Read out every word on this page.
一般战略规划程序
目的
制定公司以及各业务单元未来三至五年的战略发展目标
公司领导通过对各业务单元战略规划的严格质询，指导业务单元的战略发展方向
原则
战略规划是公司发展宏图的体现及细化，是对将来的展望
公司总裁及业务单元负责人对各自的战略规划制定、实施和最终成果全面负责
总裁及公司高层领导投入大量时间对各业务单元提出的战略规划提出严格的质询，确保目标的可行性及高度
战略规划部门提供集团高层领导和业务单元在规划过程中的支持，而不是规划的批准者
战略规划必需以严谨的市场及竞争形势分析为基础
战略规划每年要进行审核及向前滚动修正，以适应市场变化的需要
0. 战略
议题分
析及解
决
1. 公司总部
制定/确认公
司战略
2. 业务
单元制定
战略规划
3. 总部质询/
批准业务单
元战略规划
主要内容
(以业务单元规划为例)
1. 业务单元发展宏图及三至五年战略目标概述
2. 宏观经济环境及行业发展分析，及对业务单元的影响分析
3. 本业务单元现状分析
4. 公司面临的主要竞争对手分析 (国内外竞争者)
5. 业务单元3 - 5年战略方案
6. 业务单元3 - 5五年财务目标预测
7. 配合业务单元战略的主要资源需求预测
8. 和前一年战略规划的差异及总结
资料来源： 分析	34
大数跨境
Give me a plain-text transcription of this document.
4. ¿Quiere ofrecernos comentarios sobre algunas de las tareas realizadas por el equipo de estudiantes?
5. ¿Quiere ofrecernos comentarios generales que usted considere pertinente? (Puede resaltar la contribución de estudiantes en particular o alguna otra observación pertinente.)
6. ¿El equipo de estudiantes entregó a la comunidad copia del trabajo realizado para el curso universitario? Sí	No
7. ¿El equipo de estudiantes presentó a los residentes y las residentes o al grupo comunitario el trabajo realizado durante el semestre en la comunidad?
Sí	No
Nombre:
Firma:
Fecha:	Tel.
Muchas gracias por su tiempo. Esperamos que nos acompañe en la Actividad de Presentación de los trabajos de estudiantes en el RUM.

• [What the task asks]: Transcribe every line of the data, exactly as it stands.

• [Result]:
Read out every word on this page.
一般战略规划程序
目的
制定公司以及各业务单元未来三至五年的战略发展目标
公司领导通过对各业务单元战略规划的严格质询，指导业务单元的战略发展方向
原则
战略规划是公司发展宏图的体现及细化，是对将来的展望
公司总裁及业务单元负责人对各自的战略规划制定、实施和最终成果全面负责
总裁及公司高层领导投入大量时间对各业务单元提出的战略规划提出严格的质询，确保目标的可行性及高度
战略规划部门提供集团高层领导和业务单元在规划过程中的支持，而不是规划的批准者
战略规划必需以严谨的市场及竞争形势分析为基础
战略规划每年要进行审核及向前滚动修正，以适应市场变化的需要
0. 战略
议题分
析及解
决
1. 公司总部
制定/确认公
司战略
2. 业务
单元制定
战略规划
3. 总部质询/
批准业务单
元战略规划
主要内容
(以业务单元规划为例)
1. 业务单元发展宏图及三至五年战略目标概述
2. 宏观经济环境及行业发展分析，及对业务单元的影响分析
3. 本业务单元现状分析
4. 公司面临的主要竞争对手分析 (国内外竞争者)
5. 业务单元3 - 5年战略方案
6. 业务单元3 - 5五年财务目标预测
7. 配合业务单元战略的主要资源需求预测
8. 和前一年战略规划的差异及总结
资料来源： 分析	34
大数跨境
Give me a plain-text transcription of this document.
4. ¿Quiere ofrecernos comentarios sobre algunas de las tareas realizadas por el equipo de estudiantes?
5. ¿Quiere ofrecernos comentarios generales que usted considere pertinente? (Puede resaltar la contribución de estudiantes en particular o alguna otra observación pertinente.)
6. ¿El equipo de estudiantes entregó a la comunidad copia del trabajo realizado para el curso universitario? Sí	No
7. ¿El equipo de estudiantes presentó a los residentes y las residentes o al grupo comunitario el trabajo realizado durante el semestre en la comunidad?
Sí	No
Nombre:
Firma:
Fecha:	Tel.
Muchas gracias por su tiempo. Esperamos que nos acompañe en la Actividad de Presentación de los trabajos de estudiantes en el RUM.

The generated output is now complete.